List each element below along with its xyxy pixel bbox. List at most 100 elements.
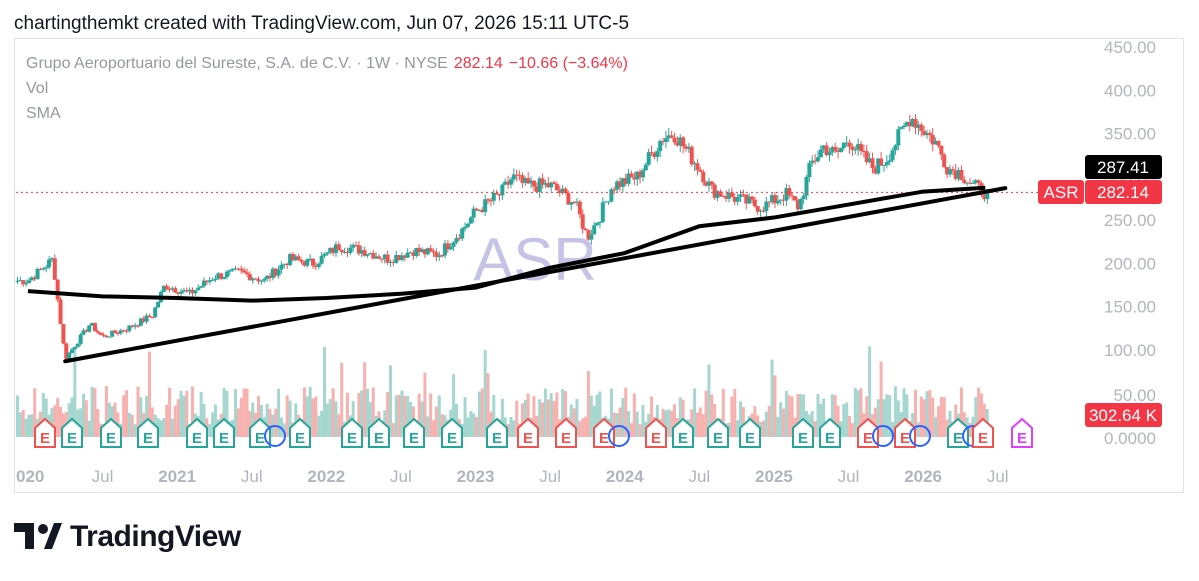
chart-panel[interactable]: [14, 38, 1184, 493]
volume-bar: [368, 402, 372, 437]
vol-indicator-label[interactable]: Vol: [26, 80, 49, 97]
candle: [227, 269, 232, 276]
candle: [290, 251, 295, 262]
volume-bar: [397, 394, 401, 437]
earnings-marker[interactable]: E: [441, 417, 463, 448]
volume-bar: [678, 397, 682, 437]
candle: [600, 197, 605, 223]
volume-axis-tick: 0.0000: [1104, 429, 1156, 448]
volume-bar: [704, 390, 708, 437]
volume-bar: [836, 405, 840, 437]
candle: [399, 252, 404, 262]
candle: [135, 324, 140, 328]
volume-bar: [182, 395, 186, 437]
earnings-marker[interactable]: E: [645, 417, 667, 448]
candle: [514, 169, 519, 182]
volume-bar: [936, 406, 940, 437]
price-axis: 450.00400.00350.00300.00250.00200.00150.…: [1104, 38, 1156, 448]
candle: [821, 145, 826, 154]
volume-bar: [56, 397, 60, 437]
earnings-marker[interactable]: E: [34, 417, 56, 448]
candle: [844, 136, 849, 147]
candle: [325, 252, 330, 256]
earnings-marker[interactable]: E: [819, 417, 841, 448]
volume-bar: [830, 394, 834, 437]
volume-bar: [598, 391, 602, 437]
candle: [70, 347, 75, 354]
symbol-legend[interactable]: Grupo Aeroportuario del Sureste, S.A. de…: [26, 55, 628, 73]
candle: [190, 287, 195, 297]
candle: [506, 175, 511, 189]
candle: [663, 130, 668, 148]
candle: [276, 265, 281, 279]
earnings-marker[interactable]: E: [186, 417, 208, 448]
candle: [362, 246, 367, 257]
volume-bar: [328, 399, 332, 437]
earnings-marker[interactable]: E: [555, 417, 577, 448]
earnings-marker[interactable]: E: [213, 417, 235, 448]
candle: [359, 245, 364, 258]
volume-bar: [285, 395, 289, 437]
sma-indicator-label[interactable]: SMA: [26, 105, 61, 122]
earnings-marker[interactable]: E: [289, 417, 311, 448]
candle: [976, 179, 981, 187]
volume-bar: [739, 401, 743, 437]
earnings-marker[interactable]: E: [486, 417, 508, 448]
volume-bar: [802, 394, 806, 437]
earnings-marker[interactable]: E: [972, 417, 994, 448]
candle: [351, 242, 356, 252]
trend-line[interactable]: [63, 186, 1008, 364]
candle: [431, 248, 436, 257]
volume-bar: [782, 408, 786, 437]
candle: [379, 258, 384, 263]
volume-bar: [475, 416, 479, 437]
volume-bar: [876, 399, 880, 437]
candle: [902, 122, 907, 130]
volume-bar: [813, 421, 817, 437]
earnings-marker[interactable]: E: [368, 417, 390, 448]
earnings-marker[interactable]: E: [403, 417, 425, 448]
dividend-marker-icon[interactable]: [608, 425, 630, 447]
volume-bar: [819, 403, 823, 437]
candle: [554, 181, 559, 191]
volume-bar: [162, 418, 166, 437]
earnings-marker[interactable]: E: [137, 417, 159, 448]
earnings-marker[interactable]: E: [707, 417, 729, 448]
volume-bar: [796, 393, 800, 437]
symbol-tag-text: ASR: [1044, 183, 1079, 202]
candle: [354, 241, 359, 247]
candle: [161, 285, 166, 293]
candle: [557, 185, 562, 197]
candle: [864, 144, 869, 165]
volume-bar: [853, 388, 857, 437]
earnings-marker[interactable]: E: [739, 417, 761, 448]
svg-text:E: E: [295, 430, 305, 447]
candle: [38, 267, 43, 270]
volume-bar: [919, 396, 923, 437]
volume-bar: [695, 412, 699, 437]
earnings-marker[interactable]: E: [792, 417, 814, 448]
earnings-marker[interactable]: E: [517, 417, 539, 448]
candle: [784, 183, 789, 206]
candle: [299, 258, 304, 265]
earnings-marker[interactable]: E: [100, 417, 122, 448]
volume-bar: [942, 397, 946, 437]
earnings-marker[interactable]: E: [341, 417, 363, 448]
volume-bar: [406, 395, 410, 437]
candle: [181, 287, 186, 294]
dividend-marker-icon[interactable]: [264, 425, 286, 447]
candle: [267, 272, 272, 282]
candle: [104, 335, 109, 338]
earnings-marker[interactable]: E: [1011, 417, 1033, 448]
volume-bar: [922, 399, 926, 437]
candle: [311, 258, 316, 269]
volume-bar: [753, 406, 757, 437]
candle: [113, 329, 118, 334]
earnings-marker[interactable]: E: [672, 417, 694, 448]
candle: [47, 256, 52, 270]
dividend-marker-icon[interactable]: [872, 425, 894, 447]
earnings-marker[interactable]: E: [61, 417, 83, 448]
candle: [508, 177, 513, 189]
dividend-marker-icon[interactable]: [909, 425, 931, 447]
--------------------------------
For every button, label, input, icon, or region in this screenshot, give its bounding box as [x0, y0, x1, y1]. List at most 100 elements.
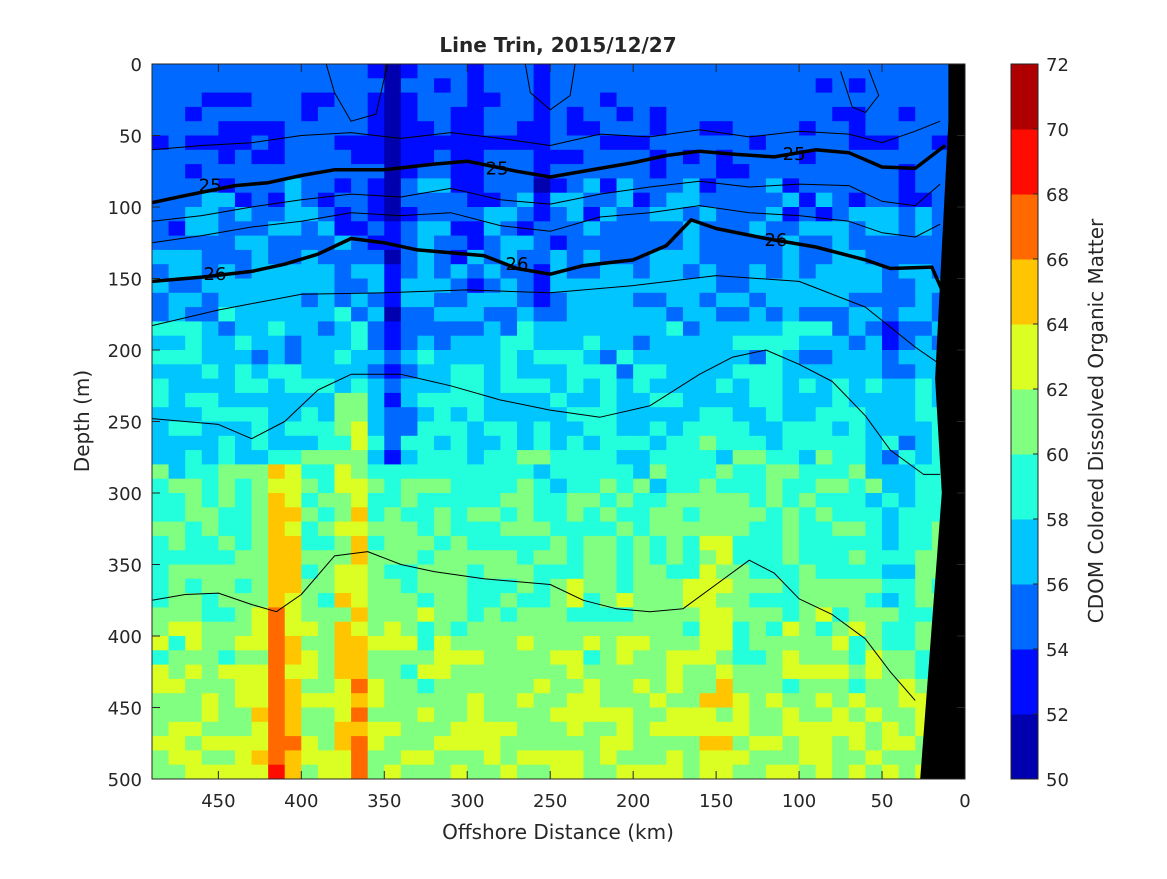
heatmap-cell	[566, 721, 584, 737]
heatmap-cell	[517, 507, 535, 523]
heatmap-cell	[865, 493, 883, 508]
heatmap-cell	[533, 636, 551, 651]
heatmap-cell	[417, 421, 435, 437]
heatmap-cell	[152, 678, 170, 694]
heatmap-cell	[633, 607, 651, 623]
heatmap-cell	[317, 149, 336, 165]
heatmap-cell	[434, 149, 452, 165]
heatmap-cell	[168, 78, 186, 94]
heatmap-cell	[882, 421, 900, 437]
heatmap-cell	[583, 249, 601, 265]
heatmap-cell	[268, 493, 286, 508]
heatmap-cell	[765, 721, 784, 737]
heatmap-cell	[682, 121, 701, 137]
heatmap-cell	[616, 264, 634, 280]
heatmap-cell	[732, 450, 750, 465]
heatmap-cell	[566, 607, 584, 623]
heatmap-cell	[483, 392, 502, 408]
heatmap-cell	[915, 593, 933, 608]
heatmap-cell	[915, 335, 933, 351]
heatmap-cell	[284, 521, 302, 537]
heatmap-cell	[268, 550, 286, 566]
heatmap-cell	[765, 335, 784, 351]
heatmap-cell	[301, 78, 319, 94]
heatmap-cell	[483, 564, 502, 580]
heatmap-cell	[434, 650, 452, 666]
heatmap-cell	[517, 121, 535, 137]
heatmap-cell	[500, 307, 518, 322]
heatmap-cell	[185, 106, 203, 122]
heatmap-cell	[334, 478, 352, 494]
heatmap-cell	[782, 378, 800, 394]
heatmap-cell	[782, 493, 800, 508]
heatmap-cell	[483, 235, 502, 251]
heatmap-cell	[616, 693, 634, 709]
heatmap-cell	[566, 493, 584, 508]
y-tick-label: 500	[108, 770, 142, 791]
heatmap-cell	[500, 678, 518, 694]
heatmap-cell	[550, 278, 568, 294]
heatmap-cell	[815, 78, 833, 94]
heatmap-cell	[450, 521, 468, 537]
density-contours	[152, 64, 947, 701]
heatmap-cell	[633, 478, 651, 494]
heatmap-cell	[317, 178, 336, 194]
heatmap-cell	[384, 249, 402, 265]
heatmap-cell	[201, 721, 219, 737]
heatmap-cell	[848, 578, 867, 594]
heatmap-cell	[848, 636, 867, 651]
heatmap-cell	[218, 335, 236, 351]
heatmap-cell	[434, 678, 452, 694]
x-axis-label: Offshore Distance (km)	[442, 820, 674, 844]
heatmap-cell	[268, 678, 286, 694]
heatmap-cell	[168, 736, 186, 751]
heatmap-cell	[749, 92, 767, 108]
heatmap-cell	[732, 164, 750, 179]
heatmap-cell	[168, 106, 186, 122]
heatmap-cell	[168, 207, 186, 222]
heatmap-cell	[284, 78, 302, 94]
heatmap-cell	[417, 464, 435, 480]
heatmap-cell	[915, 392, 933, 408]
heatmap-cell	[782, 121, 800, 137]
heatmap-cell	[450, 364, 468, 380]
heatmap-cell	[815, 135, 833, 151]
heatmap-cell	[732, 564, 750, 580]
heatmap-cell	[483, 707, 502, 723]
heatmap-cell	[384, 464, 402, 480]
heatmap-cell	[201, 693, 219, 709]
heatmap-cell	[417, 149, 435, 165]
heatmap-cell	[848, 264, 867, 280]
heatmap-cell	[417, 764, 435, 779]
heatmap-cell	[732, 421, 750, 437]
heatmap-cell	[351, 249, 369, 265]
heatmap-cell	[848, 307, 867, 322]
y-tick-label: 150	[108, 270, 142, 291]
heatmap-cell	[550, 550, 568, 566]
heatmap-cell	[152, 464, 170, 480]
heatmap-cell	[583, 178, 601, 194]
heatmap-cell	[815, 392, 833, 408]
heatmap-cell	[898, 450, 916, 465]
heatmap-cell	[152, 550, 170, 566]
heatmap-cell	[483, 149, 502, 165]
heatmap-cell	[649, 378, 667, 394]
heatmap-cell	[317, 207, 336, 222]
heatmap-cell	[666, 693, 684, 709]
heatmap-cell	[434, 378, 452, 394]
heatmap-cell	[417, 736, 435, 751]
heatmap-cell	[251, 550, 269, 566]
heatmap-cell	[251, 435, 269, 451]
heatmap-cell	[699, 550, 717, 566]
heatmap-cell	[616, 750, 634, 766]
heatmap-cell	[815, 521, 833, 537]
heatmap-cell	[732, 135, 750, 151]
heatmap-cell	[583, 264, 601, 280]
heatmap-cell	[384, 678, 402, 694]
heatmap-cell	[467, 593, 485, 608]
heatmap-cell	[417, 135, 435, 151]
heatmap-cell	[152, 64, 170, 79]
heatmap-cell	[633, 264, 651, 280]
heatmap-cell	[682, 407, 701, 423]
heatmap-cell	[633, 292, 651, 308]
--------------------------------
Please list every line above that contains the string "tick".

**RESPONSE**.
volume-axis-tick: 0.0000: [1104, 429, 1156, 448]
y-tick-label: 500	[108, 770, 142, 791]
y-tick-label: 150	[108, 270, 142, 291]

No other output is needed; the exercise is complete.